AIM OF THE EXERCISE: Locate the string "text" throughout the material and copy every line in which it occurs.

[Data records]
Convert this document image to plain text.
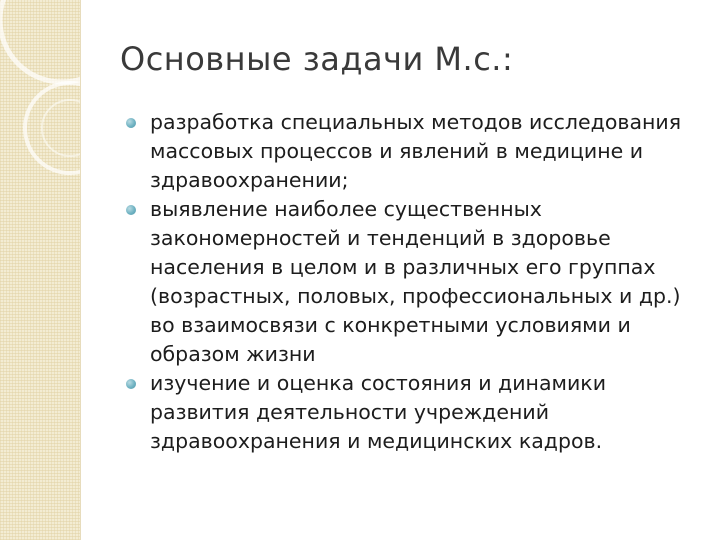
Основные задачи М.с.:
разработка специальных методов исследования массовых процессов и явлений в медицине и здравоохранении;
выявление наиболее существенных закономерностей и тенденций в здоровье населения в целом и в различных его группах (возрастных, половых, профессиональных и др.) во взаимосвязи с конкретными условиями и образом жизни
изучение и оценка состояния и динамики развития деятельности учреждений здравоохранения и медицинских кадров.
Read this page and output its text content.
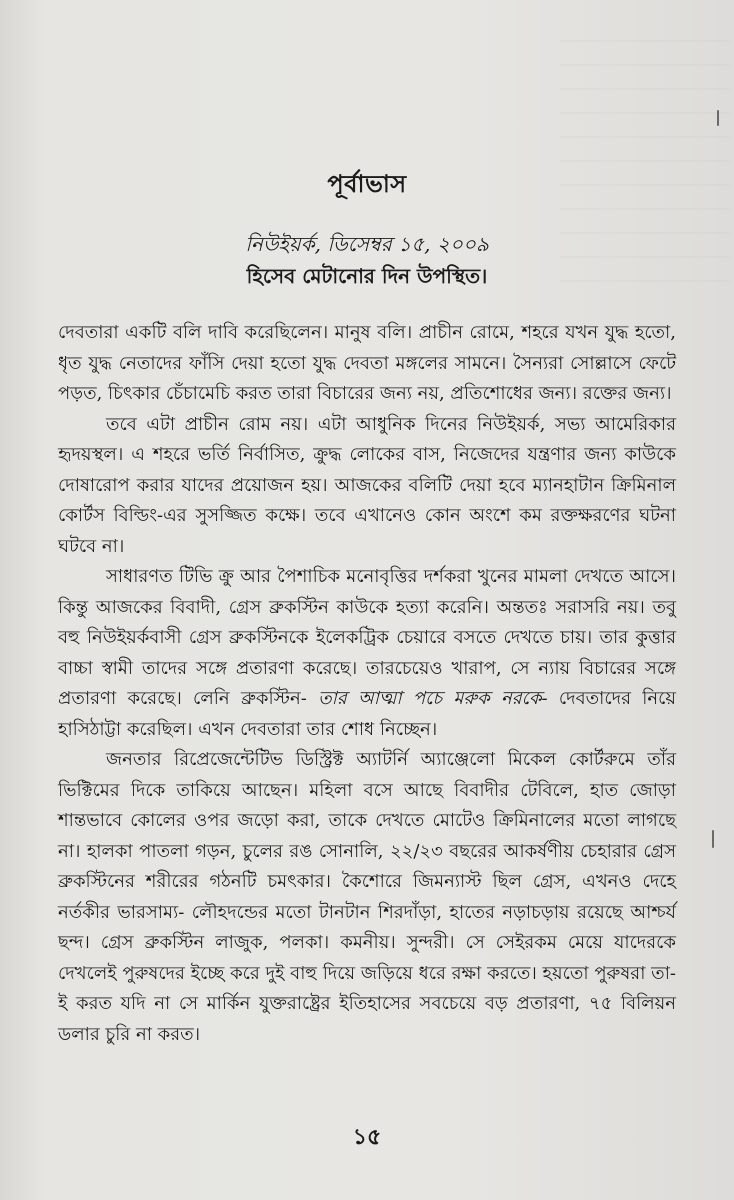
পূর্বাভাস
নিউইয়র্ক, ডিসেম্বর ১৫, ২০০৯
হিসেব মেটানোর দিন উপস্থিত।

দেবতারা একটি বলি দাবি করেছিলেন। মানুষ বলি। প্রাচীন রোমে, শহরে যখন যুদ্ধ হতো, ধৃত যুদ্ধ নেতাদের ফাঁসি দেয়া হতো যুদ্ধ দেবতা মঙ্গলের সামনে। সৈন্যরা সোল্লাসে ফেটে পড়ত, চিৎকার চেঁচামেচি করত তারা বিচারের জন্য নয়, প্রতিশোধের জন্য। রক্তের জন্য।

তবে এটা প্রাচীন রোম নয়। এটা আধুনিক দিনের নিউইয়র্ক, সভ্য আমেরিকার হৃদয়স্থল। এ শহরে ভর্তি নির্বাসিত, ক্রুদ্ধ লোকের বাস, নিজেদের যন্ত্রণার জন্য কাউকে দোষারোপ করার যাদের প্রয়োজন হয়। আজকের বলিটি দেয়া হবে ম্যানহাটান ক্রিমিনাল কোর্টস বিল্ডিং-এর সুসজ্জিত কক্ষে। তবে এখানেও কোন অংশে কম রক্তক্ষরণের ঘটনা ঘটবে না।

সাধারণত টিভি ক্রু আর পৈশাচিক মনোবৃত্তির দর্শকরা খুনের মামলা দেখতে আসে। কিন্তু আজকের বিবাদী, গ্রেস ব্রুকস্টিন কাউকে হত্যা করেনি। অন্ততঃ সরাসরি নয়। তবু বহু নিউইয়র্কবাসী গ্রেস ব্রুকস্টিনকে ইলেকট্রিক চেয়ারে বসতে দেখতে চায়। তার কুত্তার বাচ্চা স্বামী তাদের সঙ্গে প্রতারণা করেছে। তারচেয়েও খারাপ, সে ন্যায় বিচারের সঙ্গে প্রতারণা করেছে। লেনি ব্রুকস্টিন- তার আত্মা পচে মরুক নরকে- দেবতাদের নিয়ে হাসিঠাট্টা করেছিল। এখন দেবতারা তার শোধ নিচ্ছেন।

জনতার রিপ্রেজেন্টেটিভ ডিস্ট্রিক্ট অ্যাটর্নি অ্যাঞ্জেলো মিকেল কোর্টরুমে তাঁর ভিক্টিমের দিকে তাকিয়ে আছেন। মহিলা বসে আছে বিবাদীর টেবিলে, হাত জোড়া শান্তভাবে কোলের ওপর জড়ো করা, তাকে দেখতে মোটেও ক্রিমিনালের মতো লাগছে না। হালকা পাতলা গড়ন, চুলের রঙ সোনালি, ২২/২৩ বছরের আকর্ষণীয় চেহারার গ্রেস ব্রুকস্টিনের শরীরের গঠনটি চমৎকার। কৈশোরে জিমন্যাস্ট ছিল গ্রেস, এখনও দেহে নর্তকীর ভারসাম্য- লৌহদন্ডের মতো টানটান শিরদাঁড়া, হাতের নড়াচড়ায় রয়েছে আশ্চর্য ছন্দ। গ্রেস ব্রুকস্টিন লাজুক, পলকা। কমনীয়। সুন্দরী। সে সেইরকম মেয়ে যাদেরকে দেখলেই পুরুষদের ইচ্ছে করে দুই বাহু দিয়ে জড়িয়ে ধরে রক্ষা করতে। হয়তো পুরুষরা তা-ই করত যদি না সে মার্কিন যুক্তরাষ্ট্রের ইতিহাসের সবচেয়ে বড় প্রতারণা, ৭৫ বিলিয়ন ডলার চুরি না করত।

১৫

FINAL ANSWER:
Convert this document image to plain text.
Read this page and output its text content.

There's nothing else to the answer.